**TASK MATERIAL**
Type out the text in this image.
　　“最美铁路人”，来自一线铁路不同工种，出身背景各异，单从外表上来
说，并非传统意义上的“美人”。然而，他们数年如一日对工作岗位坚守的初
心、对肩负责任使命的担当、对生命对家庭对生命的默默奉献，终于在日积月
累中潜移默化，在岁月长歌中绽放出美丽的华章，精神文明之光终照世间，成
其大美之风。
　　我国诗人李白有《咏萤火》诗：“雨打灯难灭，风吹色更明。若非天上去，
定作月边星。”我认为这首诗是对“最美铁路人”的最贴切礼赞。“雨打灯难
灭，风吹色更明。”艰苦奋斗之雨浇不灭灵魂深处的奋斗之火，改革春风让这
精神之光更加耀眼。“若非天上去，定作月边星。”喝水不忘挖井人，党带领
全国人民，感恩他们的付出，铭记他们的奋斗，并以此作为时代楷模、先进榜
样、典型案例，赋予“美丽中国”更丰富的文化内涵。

**REQUIREMENT**
Retype all of the entries precisely as they are.

**THE OUTPUT**
Type out the text in this image.
　　“最美铁路人”，来自一线铁路不同工种，出身背景各异，单从外表上来
说，并非传统意义上的“美人”。然而，他们数年如一日对工作岗位坚守的初
心、对肩负责任使命的担当、对生命对家庭对生命的默默奉献，终于在日积月
累中潜移默化，在岁月长歌中绽放出美丽的华章，精神文明之光终照世间，成
其大美之风。
　　我国诗人李白有《咏萤火》诗：“雨打灯难灭，风吹色更明。若非天上去，
定作月边星。”我认为这首诗是对“最美铁路人”的最贴切礼赞。“雨打灯难
灭，风吹色更明。”艰苦奋斗之雨浇不灭灵魂深处的奋斗之火，改革春风让这
精神之光更加耀眼。“若非天上去，定作月边星。”喝水不忘挖井人，党带领
全国人民，感恩他们的付出，铭记他们的奋斗，并以此作为时代楷模、先进榜
样、典型案例，赋予“美丽中国”更丰富的文化内涵。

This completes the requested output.